What is needed:
Look over the lines below. Report each one that includes the string "meta".
____________________
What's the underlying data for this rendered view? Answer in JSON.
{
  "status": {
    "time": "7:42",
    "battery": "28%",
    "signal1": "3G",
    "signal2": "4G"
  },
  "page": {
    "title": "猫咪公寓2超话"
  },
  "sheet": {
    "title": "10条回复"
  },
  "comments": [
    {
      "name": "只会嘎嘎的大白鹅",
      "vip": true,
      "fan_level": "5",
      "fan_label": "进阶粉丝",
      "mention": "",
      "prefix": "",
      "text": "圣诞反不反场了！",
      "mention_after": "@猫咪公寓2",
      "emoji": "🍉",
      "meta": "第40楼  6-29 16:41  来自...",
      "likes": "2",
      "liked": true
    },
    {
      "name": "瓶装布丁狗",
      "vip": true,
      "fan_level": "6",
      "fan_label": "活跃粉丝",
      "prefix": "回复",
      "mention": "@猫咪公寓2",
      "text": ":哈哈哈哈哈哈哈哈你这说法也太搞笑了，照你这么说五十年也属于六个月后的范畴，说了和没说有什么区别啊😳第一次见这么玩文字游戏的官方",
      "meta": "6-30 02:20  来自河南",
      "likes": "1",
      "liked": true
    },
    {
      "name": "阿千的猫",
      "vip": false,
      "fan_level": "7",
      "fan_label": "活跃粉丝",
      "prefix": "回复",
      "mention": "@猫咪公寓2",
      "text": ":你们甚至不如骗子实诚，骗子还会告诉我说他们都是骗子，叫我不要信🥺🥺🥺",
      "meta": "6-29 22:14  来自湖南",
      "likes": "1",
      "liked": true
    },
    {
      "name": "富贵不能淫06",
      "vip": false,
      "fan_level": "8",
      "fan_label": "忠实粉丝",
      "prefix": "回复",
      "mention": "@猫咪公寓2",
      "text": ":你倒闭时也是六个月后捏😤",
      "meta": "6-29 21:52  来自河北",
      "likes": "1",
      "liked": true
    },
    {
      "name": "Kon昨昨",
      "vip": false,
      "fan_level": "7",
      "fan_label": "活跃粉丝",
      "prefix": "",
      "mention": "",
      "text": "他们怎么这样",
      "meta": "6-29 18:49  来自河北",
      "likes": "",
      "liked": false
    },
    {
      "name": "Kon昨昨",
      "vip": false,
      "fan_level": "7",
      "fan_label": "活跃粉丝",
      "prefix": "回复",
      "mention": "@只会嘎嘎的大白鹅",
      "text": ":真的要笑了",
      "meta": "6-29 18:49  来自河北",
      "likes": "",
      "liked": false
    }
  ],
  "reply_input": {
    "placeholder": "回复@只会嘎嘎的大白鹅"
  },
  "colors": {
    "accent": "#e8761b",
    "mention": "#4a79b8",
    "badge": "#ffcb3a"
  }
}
____________________
Solution below:
      "meta": "第40楼  6-29 16:41  来自...",
      "meta": "6-30 02:20  来自河南",
      "meta": "6-29 22:14  来自湖南",
      "meta": "6-29 21:52  来自河北",
      "meta": "6-29 18:49  来自河北",
      "meta": "6-29 18:49  来自河北",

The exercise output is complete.